For the sake of simplicity, this class is referred to simply as Mission-Critical Data.

Based on these definitions, Table 2-3 shows some applications and their generic networking characteristics, which determine what data application class they are best suited to.

Table 2-3 Data Applications by Class

Application Class

Example Applications

Application/Traffic Properties

Packet/Message Sizes

Interactive

PHB: AF2

Telnet, Citrix, Oracle Thin-Clients, AOL Instant Messenger, Yahoo! Instant Messenger, PlaceWare (Conference), Netmeeting Whiteboard.

Highly interactive applications with tight user-feedback requirements.

Average message size < 100 bytes.

Max message size < 1 KB.

Transactional

PHB: AF2

SAP, PeopleSoft—Vantive, Oracle—Financials, Internet Procurement, B2B, Supply Chain Management, Application Server, Oracle 8i Database, Ariba Buyer, I2, Siebel, E.piphany, Broadvision, IBM Bus 2 Bus, Microsoft SQL, BEA Systems, DLSw+.

Transactional applications typically use a client/server protocol model.

User-initiated, client-based queries are followed by server response. The query response can consist of many messages between client and server.

The query response can consist of many TCP and FTP sessions running simultaneously (for example, HTTP-based applications).

Depends on application; could be anywhere from 1 KB to 50 MB.

Bulk

PHB: AF1

Database syncs, network-based backups, Lotus Notes, Microsoft Outlook, e-mail download (SMTP, POP3, IMAP, Exchange), video content distribution, large FTP file transfers.

Long file transfers.

Always invokes TCP congestion management.

Average message size 64 KB or greater.

Best-Effort

PHB: Default

All noncritical traffic, HTTP web browsing, other miscellaneous traffic.

 

 


DLSw+ Considerations

Some enterprises support legacy IBM equipment that requires data-link switching plus (DLSw+) to operate across an enterprise environment.

In such cases, it is important to recognize that DLSw+ traffic, by default, is marked to IP Precedence 5 (DSCP CS5). This default marking could interfere with VoIP provisioning because both DSCP EF and DSCP CS5 share the same IP Precedence, 802.1Q/p CoS, and MPLS EXP value (of 5). Therefore, it is recommended to re-mark DLSw+ traffic away from this default value of IP Precedence 5.

▶ Try it: Starting at the words "Transactional applications typically" and stopping after "client and server.", reproduce that stretch of the passage on data application classes word for word.

▶ Data extracts:
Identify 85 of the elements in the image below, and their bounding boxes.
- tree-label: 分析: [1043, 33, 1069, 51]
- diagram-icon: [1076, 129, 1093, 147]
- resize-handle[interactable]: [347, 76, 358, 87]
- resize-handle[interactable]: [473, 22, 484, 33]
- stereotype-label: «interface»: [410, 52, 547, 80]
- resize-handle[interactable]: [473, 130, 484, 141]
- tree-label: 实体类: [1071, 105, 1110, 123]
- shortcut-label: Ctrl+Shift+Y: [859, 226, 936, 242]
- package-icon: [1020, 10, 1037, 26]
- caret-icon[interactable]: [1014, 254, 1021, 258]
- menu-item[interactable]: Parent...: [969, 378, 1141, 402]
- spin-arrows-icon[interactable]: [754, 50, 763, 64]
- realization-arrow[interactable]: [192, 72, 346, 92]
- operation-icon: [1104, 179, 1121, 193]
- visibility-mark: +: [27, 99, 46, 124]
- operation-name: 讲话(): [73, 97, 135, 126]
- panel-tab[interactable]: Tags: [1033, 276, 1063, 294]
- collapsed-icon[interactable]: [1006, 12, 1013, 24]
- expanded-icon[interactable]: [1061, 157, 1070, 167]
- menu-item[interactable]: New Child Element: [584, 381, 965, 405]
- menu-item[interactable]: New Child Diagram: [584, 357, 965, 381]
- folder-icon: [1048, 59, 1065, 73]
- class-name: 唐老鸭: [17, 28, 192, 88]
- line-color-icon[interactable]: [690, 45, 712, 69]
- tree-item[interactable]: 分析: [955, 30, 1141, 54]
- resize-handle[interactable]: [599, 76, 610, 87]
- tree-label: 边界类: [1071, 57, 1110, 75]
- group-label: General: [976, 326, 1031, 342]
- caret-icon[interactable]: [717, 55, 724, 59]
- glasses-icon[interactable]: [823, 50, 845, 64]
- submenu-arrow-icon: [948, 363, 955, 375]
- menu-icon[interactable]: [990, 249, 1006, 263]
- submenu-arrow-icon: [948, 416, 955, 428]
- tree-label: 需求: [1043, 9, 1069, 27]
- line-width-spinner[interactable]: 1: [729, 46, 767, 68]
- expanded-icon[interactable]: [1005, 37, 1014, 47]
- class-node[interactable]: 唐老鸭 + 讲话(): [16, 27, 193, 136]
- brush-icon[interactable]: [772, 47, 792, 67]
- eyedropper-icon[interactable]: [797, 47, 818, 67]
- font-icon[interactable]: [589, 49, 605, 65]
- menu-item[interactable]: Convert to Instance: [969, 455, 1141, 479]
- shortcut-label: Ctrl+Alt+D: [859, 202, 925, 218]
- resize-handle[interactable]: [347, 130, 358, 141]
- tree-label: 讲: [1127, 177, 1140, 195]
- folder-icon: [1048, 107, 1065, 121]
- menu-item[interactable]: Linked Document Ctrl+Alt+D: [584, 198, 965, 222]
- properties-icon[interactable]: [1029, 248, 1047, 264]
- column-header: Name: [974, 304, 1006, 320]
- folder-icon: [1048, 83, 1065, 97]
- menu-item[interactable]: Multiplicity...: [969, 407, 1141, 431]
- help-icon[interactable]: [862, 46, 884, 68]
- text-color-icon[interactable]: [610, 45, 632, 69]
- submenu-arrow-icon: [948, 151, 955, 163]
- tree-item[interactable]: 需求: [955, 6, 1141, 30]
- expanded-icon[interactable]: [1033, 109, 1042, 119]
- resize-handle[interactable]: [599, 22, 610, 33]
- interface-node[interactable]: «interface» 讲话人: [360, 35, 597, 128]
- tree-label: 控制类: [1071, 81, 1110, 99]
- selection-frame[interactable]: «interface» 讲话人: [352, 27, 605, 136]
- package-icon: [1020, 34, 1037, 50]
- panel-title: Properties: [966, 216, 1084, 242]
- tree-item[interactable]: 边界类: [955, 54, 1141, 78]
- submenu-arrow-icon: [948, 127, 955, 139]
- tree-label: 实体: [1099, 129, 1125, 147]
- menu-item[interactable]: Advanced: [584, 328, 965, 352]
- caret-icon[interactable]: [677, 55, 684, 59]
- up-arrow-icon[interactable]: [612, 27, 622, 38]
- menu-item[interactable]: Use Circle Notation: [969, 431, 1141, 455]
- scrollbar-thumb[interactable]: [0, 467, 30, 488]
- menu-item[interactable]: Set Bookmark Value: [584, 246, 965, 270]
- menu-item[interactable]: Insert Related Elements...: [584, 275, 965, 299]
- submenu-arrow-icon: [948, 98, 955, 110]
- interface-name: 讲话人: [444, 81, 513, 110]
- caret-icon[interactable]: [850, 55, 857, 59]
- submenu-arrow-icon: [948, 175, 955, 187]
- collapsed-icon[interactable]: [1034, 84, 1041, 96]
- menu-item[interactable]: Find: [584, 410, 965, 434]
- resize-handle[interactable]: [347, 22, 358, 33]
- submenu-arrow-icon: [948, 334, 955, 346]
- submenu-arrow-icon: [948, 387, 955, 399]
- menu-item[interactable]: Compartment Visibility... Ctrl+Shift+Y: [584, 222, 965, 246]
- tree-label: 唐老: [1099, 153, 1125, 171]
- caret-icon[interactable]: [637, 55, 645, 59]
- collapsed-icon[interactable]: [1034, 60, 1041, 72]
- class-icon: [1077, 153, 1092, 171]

▶ Response area:
Transactional applications typically use a client/server protocol model.

User-initiated, client-based queries are followed by server response. The query response can consist of many messages between client and server.